• **Exercise directions**
Extract all lines that hold "text" from the records below.

• **Provided material**

▬▬▬

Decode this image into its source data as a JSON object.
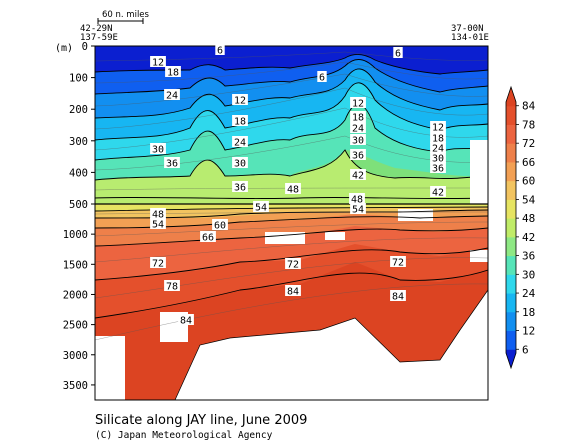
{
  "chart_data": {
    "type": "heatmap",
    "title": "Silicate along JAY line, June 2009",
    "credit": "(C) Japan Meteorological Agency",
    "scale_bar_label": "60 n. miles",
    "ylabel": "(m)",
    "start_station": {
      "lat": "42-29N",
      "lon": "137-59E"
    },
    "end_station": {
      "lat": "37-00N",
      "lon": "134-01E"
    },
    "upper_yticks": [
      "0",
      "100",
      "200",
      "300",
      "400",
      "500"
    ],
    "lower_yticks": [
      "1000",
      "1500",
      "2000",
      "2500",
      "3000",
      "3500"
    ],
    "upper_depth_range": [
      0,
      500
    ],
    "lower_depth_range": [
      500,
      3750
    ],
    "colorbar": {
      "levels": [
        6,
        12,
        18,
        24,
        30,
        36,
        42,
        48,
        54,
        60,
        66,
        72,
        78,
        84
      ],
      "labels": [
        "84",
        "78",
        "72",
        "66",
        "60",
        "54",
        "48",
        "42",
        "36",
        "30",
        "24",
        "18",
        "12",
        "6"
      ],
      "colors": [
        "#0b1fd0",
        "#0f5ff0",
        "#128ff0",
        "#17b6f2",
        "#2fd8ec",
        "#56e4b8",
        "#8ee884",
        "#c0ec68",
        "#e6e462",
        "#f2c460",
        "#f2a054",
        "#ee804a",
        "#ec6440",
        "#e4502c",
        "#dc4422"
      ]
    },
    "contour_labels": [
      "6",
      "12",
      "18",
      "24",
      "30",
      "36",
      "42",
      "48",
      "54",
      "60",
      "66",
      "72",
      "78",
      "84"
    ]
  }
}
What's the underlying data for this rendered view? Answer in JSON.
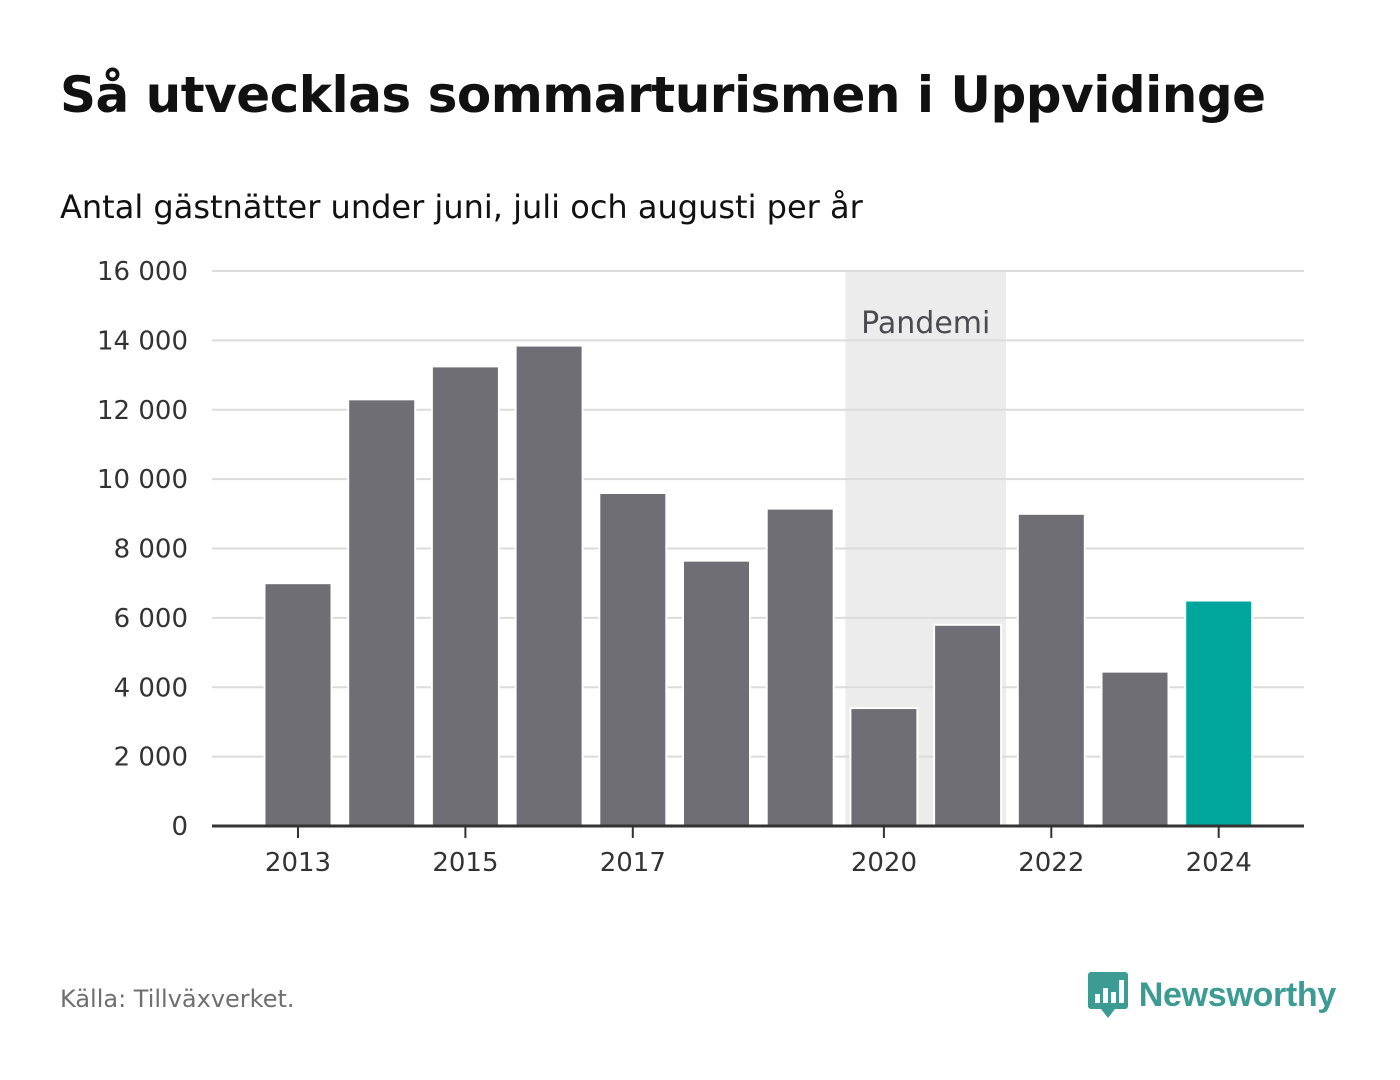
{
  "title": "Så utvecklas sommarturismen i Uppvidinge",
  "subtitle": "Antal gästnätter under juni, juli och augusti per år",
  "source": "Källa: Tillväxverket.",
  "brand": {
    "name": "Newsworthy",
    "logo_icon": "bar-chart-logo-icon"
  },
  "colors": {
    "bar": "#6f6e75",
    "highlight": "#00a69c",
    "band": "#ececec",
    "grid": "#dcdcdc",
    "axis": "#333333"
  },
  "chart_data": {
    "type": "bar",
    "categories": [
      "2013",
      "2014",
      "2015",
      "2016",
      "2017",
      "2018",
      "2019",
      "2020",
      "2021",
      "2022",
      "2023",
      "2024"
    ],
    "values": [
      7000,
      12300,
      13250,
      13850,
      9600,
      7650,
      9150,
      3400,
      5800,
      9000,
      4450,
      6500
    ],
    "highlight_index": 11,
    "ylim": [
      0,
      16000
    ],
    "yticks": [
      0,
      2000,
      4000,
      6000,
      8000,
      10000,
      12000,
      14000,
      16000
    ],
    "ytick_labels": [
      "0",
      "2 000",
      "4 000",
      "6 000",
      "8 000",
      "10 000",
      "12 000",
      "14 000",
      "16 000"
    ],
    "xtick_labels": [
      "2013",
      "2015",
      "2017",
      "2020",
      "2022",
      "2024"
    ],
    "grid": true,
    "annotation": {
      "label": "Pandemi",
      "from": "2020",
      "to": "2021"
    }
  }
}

▬▬▬

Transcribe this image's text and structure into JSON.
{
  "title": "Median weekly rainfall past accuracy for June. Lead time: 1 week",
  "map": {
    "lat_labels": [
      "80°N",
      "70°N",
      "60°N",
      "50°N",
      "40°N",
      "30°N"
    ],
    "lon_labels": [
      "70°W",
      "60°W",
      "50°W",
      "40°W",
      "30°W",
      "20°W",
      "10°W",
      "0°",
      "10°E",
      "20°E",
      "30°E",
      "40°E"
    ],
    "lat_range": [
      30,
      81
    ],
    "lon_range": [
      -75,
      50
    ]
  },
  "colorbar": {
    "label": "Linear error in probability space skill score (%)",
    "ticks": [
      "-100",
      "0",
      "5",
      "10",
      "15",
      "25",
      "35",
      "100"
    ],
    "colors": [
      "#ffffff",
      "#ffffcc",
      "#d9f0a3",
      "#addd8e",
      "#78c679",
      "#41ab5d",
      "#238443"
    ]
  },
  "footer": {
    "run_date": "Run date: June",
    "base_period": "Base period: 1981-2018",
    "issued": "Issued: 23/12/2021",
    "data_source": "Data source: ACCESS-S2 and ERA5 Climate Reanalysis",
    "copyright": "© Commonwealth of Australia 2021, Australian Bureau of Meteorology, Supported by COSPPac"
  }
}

▬▬▬

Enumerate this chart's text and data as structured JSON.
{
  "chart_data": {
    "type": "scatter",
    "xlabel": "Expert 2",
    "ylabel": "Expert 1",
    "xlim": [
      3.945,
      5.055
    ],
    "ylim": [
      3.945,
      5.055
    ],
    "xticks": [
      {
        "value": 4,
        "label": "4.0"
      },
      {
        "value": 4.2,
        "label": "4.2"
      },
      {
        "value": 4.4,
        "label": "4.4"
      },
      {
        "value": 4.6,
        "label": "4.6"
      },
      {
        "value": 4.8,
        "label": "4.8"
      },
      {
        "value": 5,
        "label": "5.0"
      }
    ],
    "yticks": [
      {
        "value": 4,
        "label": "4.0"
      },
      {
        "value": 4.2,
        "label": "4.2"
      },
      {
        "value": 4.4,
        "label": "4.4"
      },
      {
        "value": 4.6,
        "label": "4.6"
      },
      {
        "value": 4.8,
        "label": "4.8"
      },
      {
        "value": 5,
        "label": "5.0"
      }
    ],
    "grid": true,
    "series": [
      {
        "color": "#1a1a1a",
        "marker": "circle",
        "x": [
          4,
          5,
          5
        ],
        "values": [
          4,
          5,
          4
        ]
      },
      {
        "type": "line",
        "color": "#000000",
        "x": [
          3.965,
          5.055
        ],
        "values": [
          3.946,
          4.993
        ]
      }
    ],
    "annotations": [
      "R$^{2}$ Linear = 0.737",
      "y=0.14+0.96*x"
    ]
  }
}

▬▬▬

• **Task result**
Transcribe this image's text and structure into JSON.
Enumerate this chart's text and data as structured JSON.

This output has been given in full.